■ **WHAT IS EXPECTED**
Search the material below for the string "been" and list each line that holds it.

[Dataset entries]
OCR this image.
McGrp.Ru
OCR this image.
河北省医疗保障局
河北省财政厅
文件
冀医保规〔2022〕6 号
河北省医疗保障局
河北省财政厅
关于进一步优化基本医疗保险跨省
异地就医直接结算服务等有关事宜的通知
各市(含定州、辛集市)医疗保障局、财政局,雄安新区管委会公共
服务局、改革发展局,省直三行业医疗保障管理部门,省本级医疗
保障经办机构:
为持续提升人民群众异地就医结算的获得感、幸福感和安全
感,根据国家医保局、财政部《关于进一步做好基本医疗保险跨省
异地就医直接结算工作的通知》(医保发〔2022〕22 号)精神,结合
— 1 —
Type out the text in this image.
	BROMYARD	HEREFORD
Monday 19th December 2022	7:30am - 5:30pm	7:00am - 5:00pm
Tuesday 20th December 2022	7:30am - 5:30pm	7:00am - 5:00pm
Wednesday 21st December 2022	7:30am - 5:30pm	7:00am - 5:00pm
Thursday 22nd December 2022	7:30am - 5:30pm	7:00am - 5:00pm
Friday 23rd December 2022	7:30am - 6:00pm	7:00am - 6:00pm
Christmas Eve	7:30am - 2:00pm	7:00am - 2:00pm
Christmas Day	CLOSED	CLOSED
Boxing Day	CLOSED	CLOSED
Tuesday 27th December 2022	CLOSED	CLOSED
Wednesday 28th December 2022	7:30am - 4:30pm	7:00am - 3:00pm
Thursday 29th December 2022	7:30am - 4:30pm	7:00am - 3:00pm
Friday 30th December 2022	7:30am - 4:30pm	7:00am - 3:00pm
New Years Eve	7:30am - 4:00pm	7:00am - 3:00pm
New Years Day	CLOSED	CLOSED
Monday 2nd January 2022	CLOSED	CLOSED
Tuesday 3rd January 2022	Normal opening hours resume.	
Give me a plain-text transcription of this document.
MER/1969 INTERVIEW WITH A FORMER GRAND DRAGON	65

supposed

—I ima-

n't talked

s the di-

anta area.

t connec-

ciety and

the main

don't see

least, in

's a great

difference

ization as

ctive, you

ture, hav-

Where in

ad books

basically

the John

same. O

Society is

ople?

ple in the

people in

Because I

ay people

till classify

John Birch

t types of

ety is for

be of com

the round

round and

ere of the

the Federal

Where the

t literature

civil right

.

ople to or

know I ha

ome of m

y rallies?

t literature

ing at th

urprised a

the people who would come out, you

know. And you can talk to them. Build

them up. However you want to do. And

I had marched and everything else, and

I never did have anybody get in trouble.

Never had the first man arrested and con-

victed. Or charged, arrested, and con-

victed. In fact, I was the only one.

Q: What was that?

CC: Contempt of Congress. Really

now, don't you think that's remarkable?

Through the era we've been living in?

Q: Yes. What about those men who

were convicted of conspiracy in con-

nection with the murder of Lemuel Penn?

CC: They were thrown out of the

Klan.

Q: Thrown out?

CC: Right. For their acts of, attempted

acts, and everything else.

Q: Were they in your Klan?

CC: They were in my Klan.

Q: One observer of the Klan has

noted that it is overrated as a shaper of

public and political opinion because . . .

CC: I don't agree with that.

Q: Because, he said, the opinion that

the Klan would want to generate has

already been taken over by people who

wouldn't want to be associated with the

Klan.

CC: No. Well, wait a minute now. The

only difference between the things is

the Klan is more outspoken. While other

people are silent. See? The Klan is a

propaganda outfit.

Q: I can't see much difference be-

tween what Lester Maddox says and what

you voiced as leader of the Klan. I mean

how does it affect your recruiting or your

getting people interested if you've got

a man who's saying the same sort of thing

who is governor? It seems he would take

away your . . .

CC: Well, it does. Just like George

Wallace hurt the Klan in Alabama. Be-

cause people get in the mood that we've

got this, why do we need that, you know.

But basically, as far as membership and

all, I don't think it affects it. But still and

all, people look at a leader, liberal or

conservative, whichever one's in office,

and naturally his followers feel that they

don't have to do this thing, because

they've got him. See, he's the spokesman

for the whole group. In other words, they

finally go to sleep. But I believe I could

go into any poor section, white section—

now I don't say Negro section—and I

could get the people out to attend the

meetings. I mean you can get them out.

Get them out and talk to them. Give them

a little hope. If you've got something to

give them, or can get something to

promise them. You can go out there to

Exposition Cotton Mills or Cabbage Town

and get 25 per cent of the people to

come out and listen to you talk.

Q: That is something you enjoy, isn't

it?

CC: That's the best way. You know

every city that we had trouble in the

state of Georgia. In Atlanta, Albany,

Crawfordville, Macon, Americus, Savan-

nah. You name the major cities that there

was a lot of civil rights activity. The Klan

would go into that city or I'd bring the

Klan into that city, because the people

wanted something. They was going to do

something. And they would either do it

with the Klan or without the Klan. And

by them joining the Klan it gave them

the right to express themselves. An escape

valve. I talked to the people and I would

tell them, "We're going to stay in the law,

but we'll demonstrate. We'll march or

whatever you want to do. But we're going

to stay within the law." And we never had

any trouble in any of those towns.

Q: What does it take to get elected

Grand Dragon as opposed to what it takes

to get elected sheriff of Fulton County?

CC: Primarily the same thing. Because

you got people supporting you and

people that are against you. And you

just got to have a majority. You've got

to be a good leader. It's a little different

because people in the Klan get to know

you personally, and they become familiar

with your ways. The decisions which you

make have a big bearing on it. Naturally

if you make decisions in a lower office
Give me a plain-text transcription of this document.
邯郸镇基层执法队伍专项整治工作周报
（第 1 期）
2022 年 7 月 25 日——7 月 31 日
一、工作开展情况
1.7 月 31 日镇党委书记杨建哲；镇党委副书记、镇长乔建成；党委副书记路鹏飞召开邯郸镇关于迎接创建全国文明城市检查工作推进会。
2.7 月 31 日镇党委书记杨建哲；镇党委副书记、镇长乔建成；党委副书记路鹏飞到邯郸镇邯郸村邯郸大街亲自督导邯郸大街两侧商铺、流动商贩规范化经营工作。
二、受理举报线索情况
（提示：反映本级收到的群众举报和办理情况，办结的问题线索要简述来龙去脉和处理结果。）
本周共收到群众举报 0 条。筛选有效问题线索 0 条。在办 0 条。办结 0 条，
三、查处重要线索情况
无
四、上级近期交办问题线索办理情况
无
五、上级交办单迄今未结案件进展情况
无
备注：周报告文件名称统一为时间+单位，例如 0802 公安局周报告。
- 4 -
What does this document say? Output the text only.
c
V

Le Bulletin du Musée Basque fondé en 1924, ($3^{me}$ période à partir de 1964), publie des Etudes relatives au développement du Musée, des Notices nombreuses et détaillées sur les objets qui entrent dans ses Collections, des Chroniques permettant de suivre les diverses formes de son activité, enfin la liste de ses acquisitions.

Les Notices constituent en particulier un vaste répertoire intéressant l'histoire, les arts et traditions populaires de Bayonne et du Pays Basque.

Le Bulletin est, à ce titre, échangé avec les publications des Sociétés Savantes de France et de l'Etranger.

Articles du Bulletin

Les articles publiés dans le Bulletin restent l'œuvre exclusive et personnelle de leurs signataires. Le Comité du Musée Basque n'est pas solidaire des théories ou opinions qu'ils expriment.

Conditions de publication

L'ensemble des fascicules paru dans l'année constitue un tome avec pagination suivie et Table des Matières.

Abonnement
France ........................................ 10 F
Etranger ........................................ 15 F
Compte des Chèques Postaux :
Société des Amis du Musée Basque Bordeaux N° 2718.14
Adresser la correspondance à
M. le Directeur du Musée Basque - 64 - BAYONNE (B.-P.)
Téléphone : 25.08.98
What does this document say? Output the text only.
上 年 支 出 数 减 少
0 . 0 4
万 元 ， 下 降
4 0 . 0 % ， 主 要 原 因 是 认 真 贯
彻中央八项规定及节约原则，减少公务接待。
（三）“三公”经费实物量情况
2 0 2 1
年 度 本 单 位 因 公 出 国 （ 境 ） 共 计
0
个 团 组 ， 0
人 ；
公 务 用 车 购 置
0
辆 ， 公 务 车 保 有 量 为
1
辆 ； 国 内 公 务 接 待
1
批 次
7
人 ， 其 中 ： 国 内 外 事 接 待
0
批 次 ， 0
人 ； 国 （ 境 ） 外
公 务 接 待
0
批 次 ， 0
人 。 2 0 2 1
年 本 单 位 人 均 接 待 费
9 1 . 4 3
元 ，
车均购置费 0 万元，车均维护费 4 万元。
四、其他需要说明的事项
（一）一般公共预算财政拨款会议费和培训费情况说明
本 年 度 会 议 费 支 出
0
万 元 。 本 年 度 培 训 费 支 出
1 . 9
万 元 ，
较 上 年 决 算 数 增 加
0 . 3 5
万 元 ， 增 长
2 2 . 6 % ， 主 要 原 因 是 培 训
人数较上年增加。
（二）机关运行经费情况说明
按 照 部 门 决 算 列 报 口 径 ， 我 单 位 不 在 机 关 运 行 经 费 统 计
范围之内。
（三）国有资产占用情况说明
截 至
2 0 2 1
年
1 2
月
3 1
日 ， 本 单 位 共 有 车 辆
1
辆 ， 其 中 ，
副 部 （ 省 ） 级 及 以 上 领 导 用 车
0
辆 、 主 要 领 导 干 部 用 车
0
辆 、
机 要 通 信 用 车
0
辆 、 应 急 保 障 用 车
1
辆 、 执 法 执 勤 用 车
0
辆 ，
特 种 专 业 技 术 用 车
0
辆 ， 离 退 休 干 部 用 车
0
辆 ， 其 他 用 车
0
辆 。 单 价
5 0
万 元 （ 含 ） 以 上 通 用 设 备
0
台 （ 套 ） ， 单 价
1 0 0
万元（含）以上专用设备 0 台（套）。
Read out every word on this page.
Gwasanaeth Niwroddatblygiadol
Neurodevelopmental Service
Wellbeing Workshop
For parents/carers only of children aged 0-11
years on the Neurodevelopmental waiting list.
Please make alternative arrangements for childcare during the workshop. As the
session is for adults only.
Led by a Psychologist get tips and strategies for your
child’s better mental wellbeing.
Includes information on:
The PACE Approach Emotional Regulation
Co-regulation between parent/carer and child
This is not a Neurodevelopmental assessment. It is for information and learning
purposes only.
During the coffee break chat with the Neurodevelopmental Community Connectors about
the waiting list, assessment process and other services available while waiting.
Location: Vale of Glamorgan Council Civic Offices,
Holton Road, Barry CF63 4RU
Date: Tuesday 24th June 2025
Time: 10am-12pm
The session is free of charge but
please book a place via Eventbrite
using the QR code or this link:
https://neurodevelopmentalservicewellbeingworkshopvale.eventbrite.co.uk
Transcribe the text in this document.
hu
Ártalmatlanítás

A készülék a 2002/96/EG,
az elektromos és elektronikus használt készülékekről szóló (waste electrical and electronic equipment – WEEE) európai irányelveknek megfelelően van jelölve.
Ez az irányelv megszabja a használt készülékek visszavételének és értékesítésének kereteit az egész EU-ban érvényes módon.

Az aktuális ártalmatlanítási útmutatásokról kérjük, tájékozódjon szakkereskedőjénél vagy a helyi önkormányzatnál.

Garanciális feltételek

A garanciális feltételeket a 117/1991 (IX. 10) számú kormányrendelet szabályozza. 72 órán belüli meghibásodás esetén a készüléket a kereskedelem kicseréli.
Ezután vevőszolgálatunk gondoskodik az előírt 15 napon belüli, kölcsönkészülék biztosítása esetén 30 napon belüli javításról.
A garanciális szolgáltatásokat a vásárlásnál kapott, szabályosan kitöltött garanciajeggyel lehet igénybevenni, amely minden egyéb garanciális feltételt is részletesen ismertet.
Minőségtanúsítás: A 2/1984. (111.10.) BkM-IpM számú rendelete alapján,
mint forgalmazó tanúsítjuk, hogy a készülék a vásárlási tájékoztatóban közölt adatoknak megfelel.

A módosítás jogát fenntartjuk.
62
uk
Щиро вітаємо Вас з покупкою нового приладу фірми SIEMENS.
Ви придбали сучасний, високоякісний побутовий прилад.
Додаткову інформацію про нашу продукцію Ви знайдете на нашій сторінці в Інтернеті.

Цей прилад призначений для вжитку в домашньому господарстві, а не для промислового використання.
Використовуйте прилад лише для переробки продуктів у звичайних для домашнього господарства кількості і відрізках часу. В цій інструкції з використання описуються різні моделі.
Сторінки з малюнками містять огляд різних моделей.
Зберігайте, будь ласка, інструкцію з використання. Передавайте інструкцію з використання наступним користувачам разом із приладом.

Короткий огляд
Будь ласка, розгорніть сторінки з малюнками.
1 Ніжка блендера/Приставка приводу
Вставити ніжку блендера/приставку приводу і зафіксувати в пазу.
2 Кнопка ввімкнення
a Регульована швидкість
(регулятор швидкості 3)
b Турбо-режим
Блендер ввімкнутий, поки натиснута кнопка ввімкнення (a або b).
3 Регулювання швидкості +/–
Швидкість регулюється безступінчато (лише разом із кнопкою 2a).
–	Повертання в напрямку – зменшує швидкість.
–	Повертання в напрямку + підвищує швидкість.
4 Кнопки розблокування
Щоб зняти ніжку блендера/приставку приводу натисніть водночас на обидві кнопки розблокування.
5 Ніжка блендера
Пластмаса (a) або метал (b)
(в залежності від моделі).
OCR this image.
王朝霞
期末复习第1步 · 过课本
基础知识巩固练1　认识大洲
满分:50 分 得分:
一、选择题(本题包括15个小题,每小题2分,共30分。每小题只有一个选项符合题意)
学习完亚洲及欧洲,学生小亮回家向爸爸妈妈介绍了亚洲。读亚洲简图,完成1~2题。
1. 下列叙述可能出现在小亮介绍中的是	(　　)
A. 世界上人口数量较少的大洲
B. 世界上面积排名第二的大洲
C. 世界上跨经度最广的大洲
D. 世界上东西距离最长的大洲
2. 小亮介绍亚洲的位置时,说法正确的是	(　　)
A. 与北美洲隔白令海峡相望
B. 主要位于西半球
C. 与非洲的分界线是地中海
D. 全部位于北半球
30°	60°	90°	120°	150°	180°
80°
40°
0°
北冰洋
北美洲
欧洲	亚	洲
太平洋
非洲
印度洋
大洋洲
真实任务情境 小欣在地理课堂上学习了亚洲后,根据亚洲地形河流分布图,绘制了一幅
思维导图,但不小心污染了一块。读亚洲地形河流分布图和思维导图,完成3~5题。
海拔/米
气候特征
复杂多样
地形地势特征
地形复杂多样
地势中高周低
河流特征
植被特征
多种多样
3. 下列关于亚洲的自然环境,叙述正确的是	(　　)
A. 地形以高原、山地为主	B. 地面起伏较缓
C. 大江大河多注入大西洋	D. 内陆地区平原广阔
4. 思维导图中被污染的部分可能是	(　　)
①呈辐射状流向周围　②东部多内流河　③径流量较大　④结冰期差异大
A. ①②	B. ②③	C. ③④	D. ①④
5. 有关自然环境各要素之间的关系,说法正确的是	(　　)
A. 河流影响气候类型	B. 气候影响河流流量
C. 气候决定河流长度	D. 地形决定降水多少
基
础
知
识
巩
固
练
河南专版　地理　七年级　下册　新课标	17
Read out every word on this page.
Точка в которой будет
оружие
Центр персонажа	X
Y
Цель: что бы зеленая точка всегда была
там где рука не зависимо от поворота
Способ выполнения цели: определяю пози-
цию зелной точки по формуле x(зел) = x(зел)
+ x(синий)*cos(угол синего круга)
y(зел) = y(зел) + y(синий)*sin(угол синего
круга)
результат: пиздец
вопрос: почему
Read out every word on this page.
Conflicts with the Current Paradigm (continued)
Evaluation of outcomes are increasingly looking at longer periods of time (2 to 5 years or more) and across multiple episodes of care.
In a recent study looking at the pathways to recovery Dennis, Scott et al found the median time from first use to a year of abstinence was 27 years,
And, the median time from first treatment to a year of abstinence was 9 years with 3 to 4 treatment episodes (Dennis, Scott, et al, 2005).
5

■ **THE COMPLETED TASK**
Through the era we've been living in?
already been taken over by people who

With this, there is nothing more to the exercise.